# What the task requires
Write down every entry below once more, exactly.

# Extracted entries
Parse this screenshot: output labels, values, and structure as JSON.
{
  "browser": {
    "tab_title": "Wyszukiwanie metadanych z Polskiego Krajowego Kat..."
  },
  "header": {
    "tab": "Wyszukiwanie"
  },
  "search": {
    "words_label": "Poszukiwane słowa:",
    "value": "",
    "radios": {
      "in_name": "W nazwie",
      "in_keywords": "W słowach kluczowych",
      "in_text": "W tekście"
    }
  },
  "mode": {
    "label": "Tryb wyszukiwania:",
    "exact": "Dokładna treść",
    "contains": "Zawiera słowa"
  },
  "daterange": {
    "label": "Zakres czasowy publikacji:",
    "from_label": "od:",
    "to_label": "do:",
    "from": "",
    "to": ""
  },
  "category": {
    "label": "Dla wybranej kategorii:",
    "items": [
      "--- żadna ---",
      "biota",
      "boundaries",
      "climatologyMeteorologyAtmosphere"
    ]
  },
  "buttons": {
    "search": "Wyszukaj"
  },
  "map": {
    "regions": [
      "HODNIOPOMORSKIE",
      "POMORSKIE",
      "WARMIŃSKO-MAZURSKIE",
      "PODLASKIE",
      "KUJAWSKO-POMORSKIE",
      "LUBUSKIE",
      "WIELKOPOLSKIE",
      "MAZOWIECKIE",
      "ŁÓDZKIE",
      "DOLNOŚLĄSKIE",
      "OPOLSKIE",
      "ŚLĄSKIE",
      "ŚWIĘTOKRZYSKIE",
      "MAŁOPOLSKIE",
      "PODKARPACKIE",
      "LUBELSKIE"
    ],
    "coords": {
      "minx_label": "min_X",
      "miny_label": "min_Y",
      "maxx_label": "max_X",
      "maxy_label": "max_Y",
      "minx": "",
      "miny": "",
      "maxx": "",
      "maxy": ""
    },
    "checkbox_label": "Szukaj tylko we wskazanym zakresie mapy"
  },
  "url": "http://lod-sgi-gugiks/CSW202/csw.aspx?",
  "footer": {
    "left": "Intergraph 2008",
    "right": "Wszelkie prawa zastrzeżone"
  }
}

# Task response
Parse this screenshot: output labels, values, and structure as JSON.
{
  "browser": {
    "tab_title": "Wyszukiwanie metadanych z Polskiego Krajowego Kat..."
  },
  "header": {
    "tab": "Wyszukiwanie"
  },
  "search": {
    "words_label": "Poszukiwane słowa:",
    "value": "",
    "radios": {
      "in_name": "W nazwie",
      "in_keywords": "W słowach kluczowych",
      "in_text": "W tekście"
    }
  },
  "mode": {
    "label": "Tryb wyszukiwania:",
    "exact": "Dokładna treść",
    "contains": "Zawiera słowa"
  },
  "daterange": {
    "label": "Zakres czasowy publikacji:",
    "from_label": "od:",
    "to_label": "do:",
    "from": "",
    "to": ""
  },
  "category": {
    "label": "Dla wybranej kategorii:",
    "items": [
      "--- żadna ---",
      "biota",
      "boundaries",
      "climatologyMeteorologyAtmosphere"
    ]
  },
  "buttons": {
    "search": "Wyszukaj"
  },
  "map": {
    "regions": [
      "HODNIOPOMORSKIE",
      "POMORSKIE",
      "WARMIŃSKO-MAZURSKIE",
      "PODLASKIE",
      "KUJAWSKO-POMORSKIE",
      "LUBUSKIE",
      "WIELKOPOLSKIE",
      "MAZOWIECKIE",
      "ŁÓDZKIE",
      "DOLNOŚLĄSKIE",
      "OPOLSKIE",
      "ŚLĄSKIE",
      "ŚWIĘTOKRZYSKIE",
      "MAŁOPOLSKIE",
      "PODKARPACKIE",
      "LUBELSKIE"
    ],
    "coords": {
      "minx_label": "min_X",
      "miny_label": "min_Y",
      "maxx_label": "max_X",
      "maxy_label": "max_Y",
      "minx": "",
      "miny": "",
      "maxx": "",
      "maxy": ""
    },
    "checkbox_label": "Szukaj tylko we wskazanym zakresie mapy"
  },
  "url": "http://lod-sgi-gugiks/CSW202/csw.aspx?",
  "footer": {
    "left": "Intergraph 2008",
    "right": "Wszelkie prawa zastrzeżone"
  }
}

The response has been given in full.